*Complete the following*.
1. In the thread below about Rotala pusilla, rewrite the paragraph that begins "I'm still in the DFW" as a short bulleted list that keeps its main facts.
2. Answer these questions from the thread below about Rotala pusilla:
(a) How much of the plant does Cavan Allen say Cavan has right now?
(b) Which plant given to Nikolay by David now "looks more like a Green Mammoth"?
(c) Which month's meeting does Nikolay invite David to?

*Extract*.
────────────────────────────────────────

# Looking for Rotala pusilla



## david lim (Mar 30, 2004)

Hey everyone, 
I'm still in the DFW if anybody misses me. I've been quite busy with school and haven't been able to make it to any of the meetings this year (sorry!). Anyway, awhile ago we had R. pusilla floating around between club members and I wanted to know if anybody still had some? Please let me know! I would greatly appreciate it. Hope everybody has a good holiday!

David Lim


----------



## Cavan Allen (Jul 22, 2004)

If nobody in your club has it, give me a little while and I should have some. I have only a few tiny stems myself, so it will take a while to grow them out.


----------



## david lim (Mar 30, 2004)

Thanks cavan! I appreciate it.


----------



## niko (Jan 28, 2004)

David,

If you have given me that plant in the past I assure you I don't have it any more!

Unless I don't see it and I don't try to take care of it... Then it has a chance of surviving. For example the Green Gecko crypt you gave me looks more like a Green Mammoth now - it's nice and big.

Hey, why don't you come to the December meeting?
http://www.aquaticplantcentral.com/...-dfwapc-december-meeting-2006-no-meeting.html



--Nikolay


----------



## david lim (Mar 30, 2004)

Ahh... thanks for the invitation but i'll be busy . Glad to hear that the crypts are doing well. How's the xhybrid doing as well?


----------

────────────────────────────────────────

*Dataset extract*.
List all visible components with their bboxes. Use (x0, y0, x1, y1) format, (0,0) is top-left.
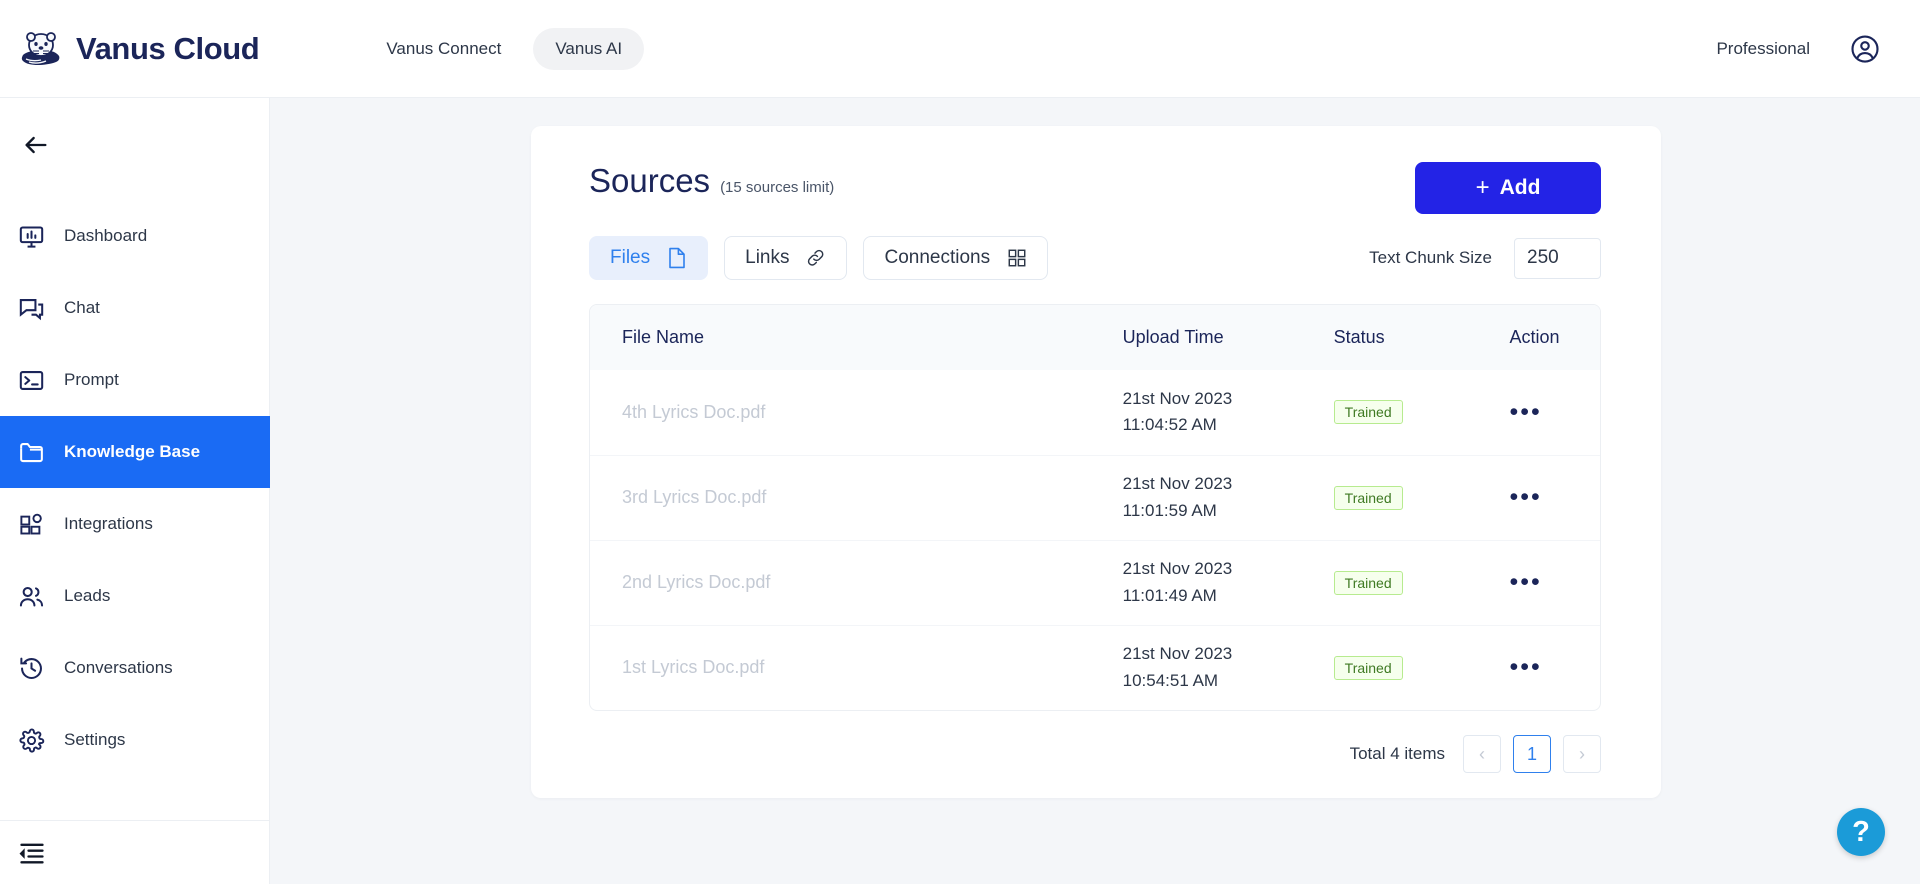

────────────────────────────────────────

*Exercise results*.
1.
- The writer is still in the DFW.
- School has kept the writer busy, so the writer hasn't made it to any meetings this year.
- R. pusilla was once passed around among club members, and the writer asks if anyone still has some.
- The writer would greatly appreciate it and wishes everyone a good holiday.

2.
(a) Only a few tiny stems.
(b) The Green Gecko crypt.
(c) December.